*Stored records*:

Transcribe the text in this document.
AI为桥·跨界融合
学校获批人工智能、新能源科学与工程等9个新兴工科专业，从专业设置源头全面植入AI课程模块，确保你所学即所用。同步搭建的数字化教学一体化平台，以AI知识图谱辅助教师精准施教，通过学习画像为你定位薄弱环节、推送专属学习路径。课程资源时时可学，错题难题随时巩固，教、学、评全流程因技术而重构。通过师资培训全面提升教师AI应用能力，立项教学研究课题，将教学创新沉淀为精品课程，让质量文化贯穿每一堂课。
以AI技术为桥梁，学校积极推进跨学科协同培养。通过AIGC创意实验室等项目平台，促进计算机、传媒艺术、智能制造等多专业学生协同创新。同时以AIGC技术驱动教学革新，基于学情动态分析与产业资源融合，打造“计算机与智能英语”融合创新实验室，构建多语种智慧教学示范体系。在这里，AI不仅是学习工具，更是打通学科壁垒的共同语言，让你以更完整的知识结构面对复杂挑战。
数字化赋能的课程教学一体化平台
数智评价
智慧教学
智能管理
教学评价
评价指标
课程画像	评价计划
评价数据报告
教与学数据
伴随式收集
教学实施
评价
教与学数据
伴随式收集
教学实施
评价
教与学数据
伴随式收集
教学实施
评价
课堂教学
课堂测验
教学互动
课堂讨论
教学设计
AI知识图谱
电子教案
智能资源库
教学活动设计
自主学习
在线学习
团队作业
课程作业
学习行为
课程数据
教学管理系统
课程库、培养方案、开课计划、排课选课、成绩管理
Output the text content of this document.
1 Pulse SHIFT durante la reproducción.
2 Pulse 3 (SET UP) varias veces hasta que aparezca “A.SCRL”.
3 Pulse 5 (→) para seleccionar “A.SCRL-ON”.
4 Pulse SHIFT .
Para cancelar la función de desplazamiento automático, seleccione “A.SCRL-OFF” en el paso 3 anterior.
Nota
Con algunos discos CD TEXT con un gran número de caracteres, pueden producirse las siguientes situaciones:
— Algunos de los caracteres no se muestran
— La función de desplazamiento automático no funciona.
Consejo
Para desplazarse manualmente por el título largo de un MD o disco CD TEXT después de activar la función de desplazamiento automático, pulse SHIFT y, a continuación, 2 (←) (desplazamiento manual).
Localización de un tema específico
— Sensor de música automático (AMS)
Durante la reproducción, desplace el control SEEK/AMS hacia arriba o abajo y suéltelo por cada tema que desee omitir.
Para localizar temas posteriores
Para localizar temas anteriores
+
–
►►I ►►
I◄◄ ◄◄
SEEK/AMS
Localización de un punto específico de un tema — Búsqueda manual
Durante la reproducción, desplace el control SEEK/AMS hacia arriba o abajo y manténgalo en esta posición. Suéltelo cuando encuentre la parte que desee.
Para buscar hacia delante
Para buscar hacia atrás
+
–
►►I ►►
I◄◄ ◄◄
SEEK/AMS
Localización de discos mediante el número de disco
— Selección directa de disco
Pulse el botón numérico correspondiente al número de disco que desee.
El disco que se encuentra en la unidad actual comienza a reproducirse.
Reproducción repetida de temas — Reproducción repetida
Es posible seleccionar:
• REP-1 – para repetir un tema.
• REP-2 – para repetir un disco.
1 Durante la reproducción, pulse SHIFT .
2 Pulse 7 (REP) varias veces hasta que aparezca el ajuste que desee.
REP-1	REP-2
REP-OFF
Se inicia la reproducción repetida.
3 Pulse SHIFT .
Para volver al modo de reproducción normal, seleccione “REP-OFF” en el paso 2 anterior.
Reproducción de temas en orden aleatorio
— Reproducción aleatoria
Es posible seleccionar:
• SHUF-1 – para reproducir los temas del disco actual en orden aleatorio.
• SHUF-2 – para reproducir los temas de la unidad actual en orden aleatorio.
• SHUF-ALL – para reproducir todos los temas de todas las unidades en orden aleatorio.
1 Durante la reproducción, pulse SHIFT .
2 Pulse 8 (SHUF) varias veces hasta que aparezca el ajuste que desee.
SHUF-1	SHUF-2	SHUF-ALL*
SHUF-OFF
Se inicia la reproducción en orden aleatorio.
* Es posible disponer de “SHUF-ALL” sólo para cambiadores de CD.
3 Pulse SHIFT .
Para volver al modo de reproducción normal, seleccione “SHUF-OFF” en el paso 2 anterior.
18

*To be done*: Of the lines in the records, how many contain the word "función"? Answer with the number and nothing else.

*Solution to this task*: 3